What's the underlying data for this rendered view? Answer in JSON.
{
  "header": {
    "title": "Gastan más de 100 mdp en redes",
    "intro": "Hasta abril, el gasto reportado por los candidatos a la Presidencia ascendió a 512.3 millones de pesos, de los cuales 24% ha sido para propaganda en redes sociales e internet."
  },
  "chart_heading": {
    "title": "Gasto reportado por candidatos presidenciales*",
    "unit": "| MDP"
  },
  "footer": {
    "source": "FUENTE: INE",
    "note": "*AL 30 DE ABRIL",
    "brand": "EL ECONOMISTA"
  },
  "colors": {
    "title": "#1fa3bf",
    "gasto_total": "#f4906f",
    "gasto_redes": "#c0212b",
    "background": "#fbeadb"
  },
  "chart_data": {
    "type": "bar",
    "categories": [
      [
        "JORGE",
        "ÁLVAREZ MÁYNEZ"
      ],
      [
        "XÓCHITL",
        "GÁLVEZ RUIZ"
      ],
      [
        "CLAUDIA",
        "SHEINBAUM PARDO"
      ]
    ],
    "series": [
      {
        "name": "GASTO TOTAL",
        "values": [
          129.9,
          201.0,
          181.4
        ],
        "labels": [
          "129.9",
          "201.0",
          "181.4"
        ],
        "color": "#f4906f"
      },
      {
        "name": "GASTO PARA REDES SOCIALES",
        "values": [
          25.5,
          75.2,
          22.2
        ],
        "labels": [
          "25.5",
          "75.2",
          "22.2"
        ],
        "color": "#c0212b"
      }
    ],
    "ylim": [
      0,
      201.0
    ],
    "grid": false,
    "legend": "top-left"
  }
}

◇ ◇ ◇ ◇ ◇

*WHAT TO DO*
Repeat all the records. Match each line exactly.

*FINAL RESULT*
What's the underlying data for this rendered view? Answer in JSON.
{
  "header": {
    "title": "Gastan más de 100 mdp en redes",
    "intro": "Hasta abril, el gasto reportado por los candidatos a la Presidencia ascendió a 512.3 millones de pesos, de los cuales 24% ha sido para propaganda en redes sociales e internet."
  },
  "chart_heading": {
    "title": "Gasto reportado por candidatos presidenciales*",
    "unit": "| MDP"
  },
  "footer": {
    "source": "FUENTE: INE",
    "note": "*AL 30 DE ABRIL",
    "brand": "EL ECONOMISTA"
  },
  "colors": {
    "title": "#1fa3bf",
    "gasto_total": "#f4906f",
    "gasto_redes": "#c0212b",
    "background": "#fbeadb"
  },
  "chart_data": {
    "type": "bar",
    "categories": [
      [
        "JORGE",
        "ÁLVAREZ MÁYNEZ"
      ],
      [
        "XÓCHITL",
        "GÁLVEZ RUIZ"
      ],
      [
        "CLAUDIA",
        "SHEINBAUM PARDO"
      ]
    ],
    "series": [
      {
        "name": "GASTO TOTAL",
        "values": [
          129.9,
          201.0,
          181.4
        ],
        "labels": [
          "129.9",
          "201.0",
          "181.4"
        ],
        "color": "#f4906f"
      },
      {
        "name": "GASTO PARA REDES SOCIALES",
        "values": [
          25.5,
          75.2,
          22.2
        ],
        "labels": [
          "25.5",
          "75.2",
          "22.2"
        ],
        "color": "#c0212b"
      }
    ],
    "ylim": [
      0,
      201.0
    ],
    "grid": false,
    "legend": "top-left"
  }
}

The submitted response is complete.